***** Provided data *****

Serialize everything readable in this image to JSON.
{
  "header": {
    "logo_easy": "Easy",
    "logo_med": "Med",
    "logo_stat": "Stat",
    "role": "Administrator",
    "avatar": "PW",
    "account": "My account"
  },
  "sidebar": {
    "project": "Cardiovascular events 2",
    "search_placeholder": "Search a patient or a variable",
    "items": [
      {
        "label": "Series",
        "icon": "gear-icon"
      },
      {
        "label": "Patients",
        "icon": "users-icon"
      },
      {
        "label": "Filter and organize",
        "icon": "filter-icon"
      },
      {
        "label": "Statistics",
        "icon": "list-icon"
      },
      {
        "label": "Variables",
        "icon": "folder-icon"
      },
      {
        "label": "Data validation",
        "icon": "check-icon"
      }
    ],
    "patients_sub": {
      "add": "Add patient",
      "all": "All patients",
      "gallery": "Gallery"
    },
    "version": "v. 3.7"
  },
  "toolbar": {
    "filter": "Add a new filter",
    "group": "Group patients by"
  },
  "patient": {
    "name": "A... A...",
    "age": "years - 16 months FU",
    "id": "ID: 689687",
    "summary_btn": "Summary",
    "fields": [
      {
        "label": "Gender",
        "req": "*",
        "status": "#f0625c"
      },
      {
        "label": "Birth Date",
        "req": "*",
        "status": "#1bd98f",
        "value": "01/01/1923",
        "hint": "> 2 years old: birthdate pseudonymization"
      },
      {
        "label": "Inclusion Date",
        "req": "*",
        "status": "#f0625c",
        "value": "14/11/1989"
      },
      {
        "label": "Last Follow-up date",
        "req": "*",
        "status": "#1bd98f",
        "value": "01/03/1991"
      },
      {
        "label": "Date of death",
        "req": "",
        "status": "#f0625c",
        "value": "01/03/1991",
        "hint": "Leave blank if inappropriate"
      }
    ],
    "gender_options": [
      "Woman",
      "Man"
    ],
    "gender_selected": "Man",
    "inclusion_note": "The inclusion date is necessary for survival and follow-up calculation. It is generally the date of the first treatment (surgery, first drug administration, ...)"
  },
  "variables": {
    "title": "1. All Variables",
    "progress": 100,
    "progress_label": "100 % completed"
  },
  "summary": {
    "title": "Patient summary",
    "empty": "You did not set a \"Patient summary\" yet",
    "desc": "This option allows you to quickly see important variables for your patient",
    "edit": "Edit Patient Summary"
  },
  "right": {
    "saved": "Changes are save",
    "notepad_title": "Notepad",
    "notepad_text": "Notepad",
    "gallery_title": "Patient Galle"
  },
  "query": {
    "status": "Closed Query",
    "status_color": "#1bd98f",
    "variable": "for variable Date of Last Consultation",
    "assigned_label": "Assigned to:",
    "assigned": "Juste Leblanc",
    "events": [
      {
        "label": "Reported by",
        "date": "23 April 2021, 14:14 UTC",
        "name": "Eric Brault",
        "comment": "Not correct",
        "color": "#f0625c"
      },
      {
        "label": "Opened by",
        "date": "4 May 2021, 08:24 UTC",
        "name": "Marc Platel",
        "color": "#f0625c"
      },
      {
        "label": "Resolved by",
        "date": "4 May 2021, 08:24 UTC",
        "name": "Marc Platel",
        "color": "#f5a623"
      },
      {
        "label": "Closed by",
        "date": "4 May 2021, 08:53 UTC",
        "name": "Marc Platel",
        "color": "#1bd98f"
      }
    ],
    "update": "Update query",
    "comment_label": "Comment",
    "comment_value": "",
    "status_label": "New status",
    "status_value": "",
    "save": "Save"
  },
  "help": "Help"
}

*****
***** Provided data *****

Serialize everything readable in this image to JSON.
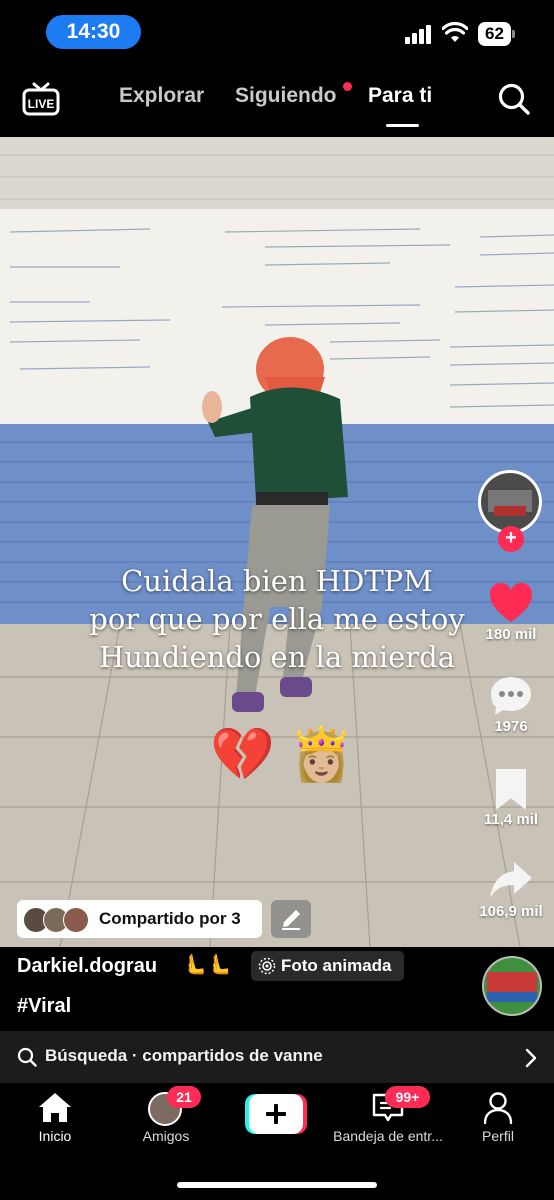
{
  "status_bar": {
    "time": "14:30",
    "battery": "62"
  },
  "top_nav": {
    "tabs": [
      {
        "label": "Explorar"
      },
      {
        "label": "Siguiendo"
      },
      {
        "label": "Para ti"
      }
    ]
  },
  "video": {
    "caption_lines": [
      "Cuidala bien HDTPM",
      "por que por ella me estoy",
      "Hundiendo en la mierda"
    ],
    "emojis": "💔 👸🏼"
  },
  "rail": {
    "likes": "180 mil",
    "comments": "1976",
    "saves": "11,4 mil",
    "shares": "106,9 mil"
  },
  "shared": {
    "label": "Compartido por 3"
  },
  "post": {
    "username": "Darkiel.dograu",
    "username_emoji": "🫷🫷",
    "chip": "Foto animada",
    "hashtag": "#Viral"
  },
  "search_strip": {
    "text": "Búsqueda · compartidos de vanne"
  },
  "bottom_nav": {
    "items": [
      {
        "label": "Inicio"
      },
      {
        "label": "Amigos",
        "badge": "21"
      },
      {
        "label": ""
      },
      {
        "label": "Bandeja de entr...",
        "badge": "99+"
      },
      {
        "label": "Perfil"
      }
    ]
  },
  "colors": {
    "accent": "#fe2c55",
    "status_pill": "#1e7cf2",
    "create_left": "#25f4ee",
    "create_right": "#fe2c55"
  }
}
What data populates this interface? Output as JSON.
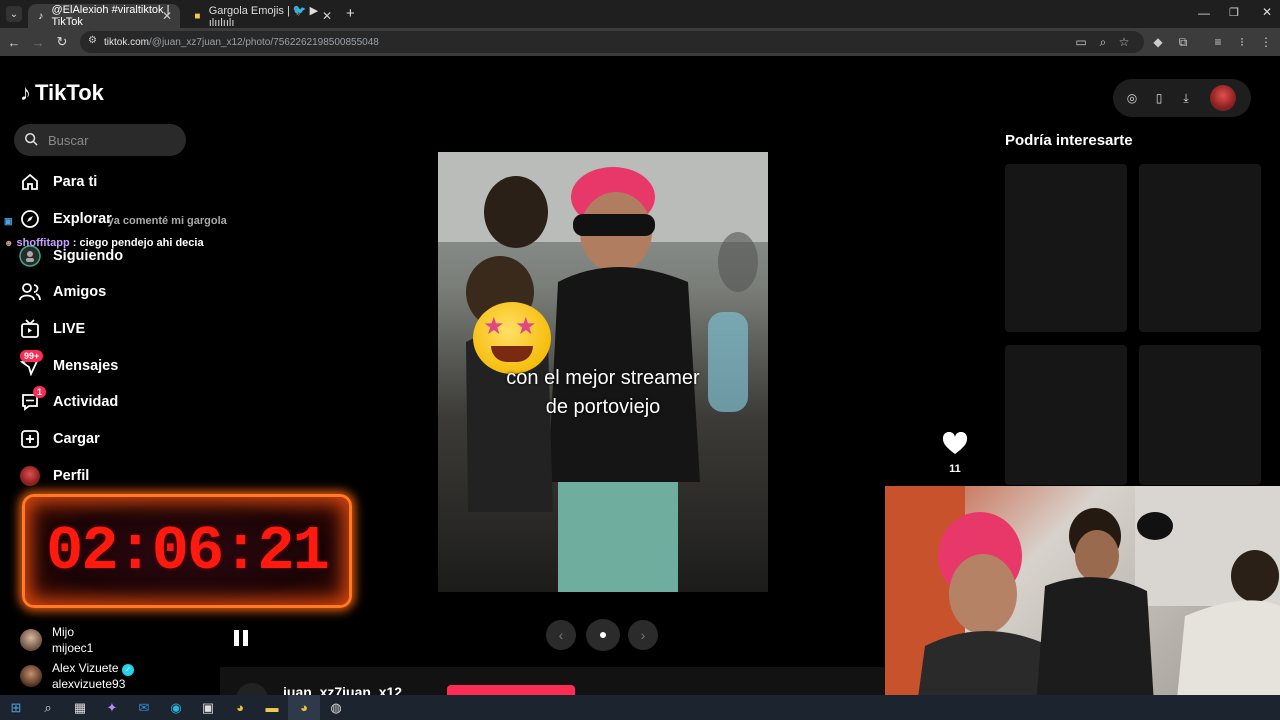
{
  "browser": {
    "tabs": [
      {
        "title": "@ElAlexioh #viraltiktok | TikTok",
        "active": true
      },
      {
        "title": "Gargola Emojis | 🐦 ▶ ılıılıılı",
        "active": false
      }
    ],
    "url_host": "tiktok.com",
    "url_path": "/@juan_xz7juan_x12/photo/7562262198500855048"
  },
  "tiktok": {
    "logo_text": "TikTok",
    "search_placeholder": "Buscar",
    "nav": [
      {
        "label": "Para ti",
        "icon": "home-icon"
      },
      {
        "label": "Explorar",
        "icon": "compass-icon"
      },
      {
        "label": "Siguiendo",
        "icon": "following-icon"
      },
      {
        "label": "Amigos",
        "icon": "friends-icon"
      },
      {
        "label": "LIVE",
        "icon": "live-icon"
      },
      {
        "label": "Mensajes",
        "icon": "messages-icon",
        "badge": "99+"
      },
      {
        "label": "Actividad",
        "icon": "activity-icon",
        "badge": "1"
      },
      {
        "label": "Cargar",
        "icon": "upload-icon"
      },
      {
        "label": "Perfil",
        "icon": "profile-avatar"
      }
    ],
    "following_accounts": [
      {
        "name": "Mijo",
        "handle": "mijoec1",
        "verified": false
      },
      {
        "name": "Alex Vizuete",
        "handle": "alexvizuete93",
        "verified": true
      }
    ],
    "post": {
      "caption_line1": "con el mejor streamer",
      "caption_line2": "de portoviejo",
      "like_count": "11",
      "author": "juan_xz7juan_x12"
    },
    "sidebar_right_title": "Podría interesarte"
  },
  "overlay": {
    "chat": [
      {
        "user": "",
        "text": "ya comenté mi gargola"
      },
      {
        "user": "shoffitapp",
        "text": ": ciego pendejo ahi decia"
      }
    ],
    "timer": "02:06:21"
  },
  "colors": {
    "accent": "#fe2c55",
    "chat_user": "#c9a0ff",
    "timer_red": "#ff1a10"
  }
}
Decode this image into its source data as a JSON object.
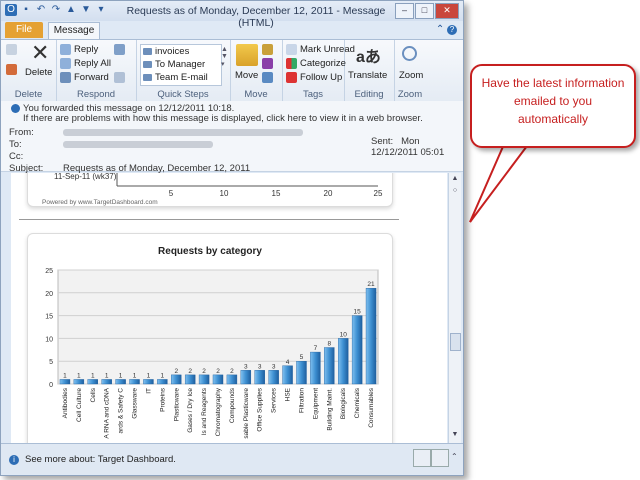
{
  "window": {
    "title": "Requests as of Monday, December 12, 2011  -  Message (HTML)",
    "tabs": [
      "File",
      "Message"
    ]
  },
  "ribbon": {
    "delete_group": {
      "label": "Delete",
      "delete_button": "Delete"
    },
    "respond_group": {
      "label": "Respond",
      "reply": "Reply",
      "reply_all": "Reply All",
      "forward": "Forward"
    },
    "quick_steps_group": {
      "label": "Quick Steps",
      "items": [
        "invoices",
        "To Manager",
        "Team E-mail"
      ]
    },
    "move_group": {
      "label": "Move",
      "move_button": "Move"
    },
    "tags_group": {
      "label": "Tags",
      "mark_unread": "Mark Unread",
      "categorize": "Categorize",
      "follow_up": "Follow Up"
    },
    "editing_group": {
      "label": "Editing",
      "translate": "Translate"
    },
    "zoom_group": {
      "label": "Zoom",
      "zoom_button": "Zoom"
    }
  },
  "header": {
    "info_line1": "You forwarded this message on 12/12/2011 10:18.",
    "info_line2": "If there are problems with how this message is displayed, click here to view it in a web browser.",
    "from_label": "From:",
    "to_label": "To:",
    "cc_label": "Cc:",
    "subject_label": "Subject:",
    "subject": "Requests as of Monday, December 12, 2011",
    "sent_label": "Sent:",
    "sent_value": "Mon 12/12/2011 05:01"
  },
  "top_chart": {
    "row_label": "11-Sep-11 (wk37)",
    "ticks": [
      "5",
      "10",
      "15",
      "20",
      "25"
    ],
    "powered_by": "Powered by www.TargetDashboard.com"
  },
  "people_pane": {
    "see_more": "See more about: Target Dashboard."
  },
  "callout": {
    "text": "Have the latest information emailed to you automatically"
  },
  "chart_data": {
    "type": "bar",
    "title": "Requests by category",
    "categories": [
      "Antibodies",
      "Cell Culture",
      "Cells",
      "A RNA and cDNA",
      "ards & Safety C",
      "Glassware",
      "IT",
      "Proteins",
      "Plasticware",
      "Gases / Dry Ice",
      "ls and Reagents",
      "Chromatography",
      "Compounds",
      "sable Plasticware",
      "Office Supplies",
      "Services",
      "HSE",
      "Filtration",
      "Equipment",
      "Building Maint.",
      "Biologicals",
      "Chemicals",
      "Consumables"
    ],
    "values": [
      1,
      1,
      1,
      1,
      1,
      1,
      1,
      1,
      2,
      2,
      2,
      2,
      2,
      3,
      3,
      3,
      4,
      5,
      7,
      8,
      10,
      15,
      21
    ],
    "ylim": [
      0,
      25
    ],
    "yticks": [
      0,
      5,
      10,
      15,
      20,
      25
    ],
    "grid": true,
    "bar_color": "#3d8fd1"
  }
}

*****
***** Provided data *****

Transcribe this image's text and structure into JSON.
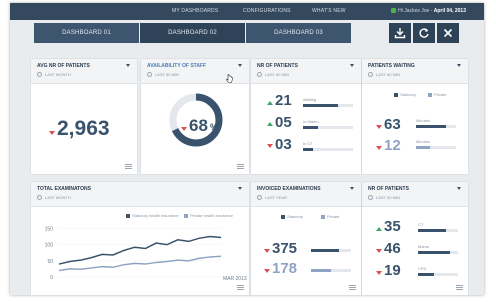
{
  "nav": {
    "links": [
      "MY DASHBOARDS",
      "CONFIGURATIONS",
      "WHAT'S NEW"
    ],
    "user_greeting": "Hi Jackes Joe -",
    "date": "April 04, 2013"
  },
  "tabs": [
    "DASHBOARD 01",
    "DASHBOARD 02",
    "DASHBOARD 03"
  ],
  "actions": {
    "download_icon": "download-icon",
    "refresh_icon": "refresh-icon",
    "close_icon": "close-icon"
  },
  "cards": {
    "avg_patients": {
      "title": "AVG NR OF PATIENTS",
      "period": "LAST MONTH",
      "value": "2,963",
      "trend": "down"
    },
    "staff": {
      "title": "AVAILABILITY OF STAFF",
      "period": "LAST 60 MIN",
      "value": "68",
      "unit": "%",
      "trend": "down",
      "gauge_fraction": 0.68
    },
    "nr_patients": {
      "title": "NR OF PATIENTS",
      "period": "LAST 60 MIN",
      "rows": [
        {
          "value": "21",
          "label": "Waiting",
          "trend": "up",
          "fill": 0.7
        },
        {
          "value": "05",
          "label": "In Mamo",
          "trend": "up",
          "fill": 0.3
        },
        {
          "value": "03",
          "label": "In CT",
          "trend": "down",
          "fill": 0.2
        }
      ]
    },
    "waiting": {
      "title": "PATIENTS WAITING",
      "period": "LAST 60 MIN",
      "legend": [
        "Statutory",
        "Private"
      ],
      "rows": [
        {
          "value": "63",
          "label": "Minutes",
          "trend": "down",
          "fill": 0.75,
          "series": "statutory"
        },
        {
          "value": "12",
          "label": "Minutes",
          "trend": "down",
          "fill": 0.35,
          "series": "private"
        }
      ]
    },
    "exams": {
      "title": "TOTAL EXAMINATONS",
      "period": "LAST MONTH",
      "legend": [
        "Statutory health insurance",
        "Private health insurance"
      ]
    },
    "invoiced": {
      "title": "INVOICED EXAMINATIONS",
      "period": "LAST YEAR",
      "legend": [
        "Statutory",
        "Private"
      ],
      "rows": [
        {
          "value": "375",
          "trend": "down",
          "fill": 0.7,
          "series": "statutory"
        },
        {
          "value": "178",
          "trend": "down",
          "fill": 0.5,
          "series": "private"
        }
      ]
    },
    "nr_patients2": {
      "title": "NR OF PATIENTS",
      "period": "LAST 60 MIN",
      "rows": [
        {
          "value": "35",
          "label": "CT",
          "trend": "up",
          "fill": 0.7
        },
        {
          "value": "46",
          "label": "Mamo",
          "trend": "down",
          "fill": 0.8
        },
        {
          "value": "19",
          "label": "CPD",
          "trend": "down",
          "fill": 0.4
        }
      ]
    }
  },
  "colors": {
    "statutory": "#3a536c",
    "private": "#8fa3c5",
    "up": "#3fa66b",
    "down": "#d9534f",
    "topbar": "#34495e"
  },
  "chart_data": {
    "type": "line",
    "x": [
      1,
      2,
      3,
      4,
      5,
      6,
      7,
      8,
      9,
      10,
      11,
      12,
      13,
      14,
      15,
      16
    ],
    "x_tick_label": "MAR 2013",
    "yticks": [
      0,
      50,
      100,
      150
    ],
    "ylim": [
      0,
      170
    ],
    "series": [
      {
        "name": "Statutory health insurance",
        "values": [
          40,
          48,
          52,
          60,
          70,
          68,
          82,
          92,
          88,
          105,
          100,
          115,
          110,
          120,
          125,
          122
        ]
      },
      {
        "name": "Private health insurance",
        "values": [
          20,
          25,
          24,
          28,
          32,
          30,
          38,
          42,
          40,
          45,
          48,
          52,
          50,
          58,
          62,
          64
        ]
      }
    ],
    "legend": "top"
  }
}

*****

[Your goal] Go through the entries. Report every line that contains the word "true".

[Task result]
        "active": true
        "verified": true
    "grid": true,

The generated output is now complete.